Problem to work on
Find how many lines in the data below mention "icon". Give the number only.

(Collected data entries)
——————————

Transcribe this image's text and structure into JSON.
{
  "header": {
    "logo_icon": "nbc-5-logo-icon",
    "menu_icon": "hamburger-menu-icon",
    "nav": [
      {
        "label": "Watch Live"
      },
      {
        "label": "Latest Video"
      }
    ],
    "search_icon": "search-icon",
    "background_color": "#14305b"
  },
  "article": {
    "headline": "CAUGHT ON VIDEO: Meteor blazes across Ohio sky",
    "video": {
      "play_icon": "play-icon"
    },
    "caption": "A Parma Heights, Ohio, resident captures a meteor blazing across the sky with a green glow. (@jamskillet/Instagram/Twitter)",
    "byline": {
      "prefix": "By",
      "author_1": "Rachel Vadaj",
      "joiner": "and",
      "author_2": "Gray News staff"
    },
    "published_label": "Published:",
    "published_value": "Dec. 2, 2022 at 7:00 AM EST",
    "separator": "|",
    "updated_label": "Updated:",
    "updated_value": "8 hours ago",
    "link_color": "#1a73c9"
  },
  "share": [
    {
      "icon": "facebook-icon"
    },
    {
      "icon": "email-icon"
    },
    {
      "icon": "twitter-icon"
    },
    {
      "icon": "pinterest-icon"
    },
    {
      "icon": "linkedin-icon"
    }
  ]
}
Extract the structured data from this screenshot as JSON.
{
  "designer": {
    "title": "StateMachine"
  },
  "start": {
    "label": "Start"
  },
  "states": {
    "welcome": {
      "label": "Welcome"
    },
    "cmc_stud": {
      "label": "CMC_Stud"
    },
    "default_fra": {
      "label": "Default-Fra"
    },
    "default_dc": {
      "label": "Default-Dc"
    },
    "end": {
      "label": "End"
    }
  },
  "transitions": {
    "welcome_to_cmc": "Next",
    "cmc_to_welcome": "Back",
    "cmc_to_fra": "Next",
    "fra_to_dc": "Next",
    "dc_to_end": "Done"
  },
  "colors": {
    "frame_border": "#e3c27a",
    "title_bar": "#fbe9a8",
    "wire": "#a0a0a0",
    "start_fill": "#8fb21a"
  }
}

——————————

Finished answer
9